SUPPLIED ENTRIES:
--- Begin ---

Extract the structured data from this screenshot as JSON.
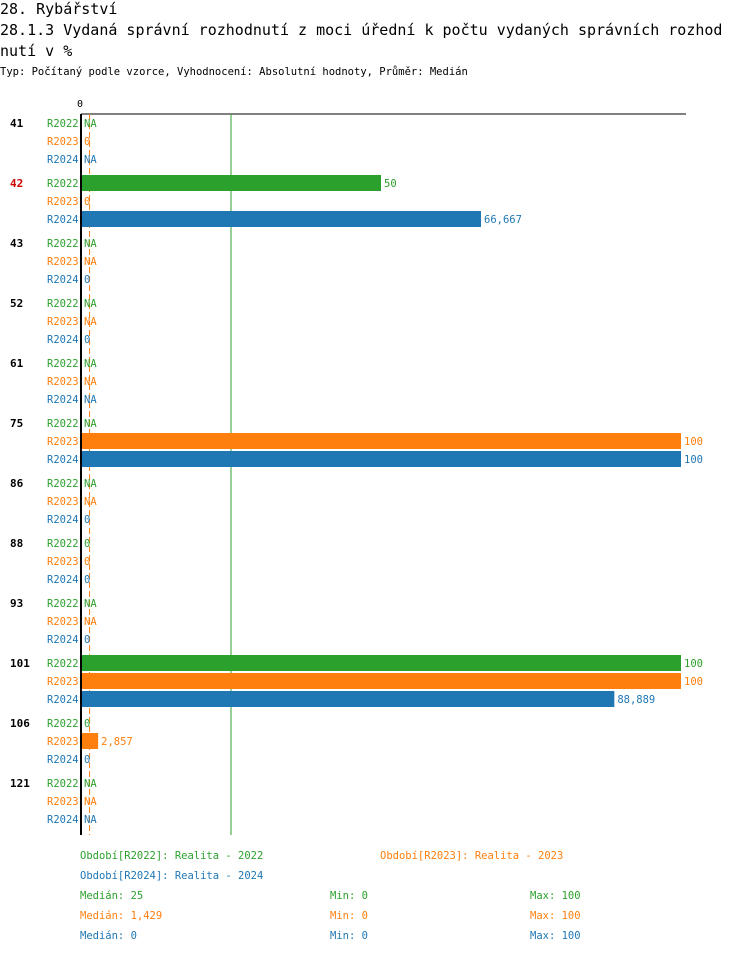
{
  "header": {
    "title_line1": "28. Rybářství",
    "title_line2": "28.1.3 Vydaná správní rozhodnutí z moci úřední  k počtu vydaných správních rozhod",
    "title_line3": "nutí v %",
    "subtitle": "Typ: Počítaný podle vzorce, Vyhodnocení: Absolutní hodnoty, Průměr: Medián"
  },
  "colors": {
    "R2022": "#2ca02c",
    "R2023": "#ff7f0e",
    "R2024": "#1f77b4",
    "highlight": "#cc0000"
  },
  "chart_data": {
    "type": "bar",
    "orientation": "horizontal",
    "axis_zero_label": "0",
    "xlim": [
      0,
      100
    ],
    "highlighted_category": "42",
    "series_names": [
      "R2022",
      "R2023",
      "R2024"
    ],
    "categories": [
      "41",
      "42",
      "43",
      "52",
      "61",
      "75",
      "86",
      "88",
      "93",
      "101",
      "106",
      "121"
    ],
    "values": {
      "R2022": [
        null,
        50,
        null,
        null,
        null,
        null,
        null,
        0,
        null,
        100,
        0,
        null
      ],
      "R2023": [
        0,
        0,
        null,
        null,
        null,
        100,
        null,
        0,
        null,
        100,
        2.857,
        null
      ],
      "R2024": [
        null,
        66.667,
        0,
        0,
        null,
        100,
        0,
        0,
        0,
        88.889,
        0,
        null
      ]
    },
    "labels": {
      "R2022": [
        "NA",
        "50",
        "NA",
        "NA",
        "NA",
        "NA",
        "NA",
        "0",
        "NA",
        "100",
        "0",
        "NA"
      ],
      "R2023": [
        "0",
        "0",
        "NA",
        "NA",
        "NA",
        "100",
        "NA",
        "0",
        "NA",
        "100",
        "2,857",
        "NA"
      ],
      "R2024": [
        "NA",
        "66,667",
        "0",
        "0",
        "NA",
        "100",
        "0",
        "0",
        "0",
        "88,889",
        "0",
        "NA"
      ]
    },
    "medians": {
      "R2022": 25,
      "R2023": 1.429,
      "R2024": 0
    }
  },
  "legend": {
    "period_2022": "Období[R2022]: Realita - 2022",
    "period_2023": "Období[R2023]: Realita - 2023",
    "period_2024": "Období[R2024]: Realita - 2024"
  },
  "stats": [
    {
      "series": "R2022",
      "median": "Medián: 25",
      "min": "Min: 0",
      "max": "Max: 100"
    },
    {
      "series": "R2023",
      "median": "Medián: 1,429",
      "min": "Min: 0",
      "max": "Max: 100"
    },
    {
      "series": "R2024",
      "median": "Medián: 0",
      "min": "Min: 0",
      "max": "Max: 100"
    }
  ]
}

--- End ---

A single figure is required: the number of lines above in which the word "Medián" occurs.

4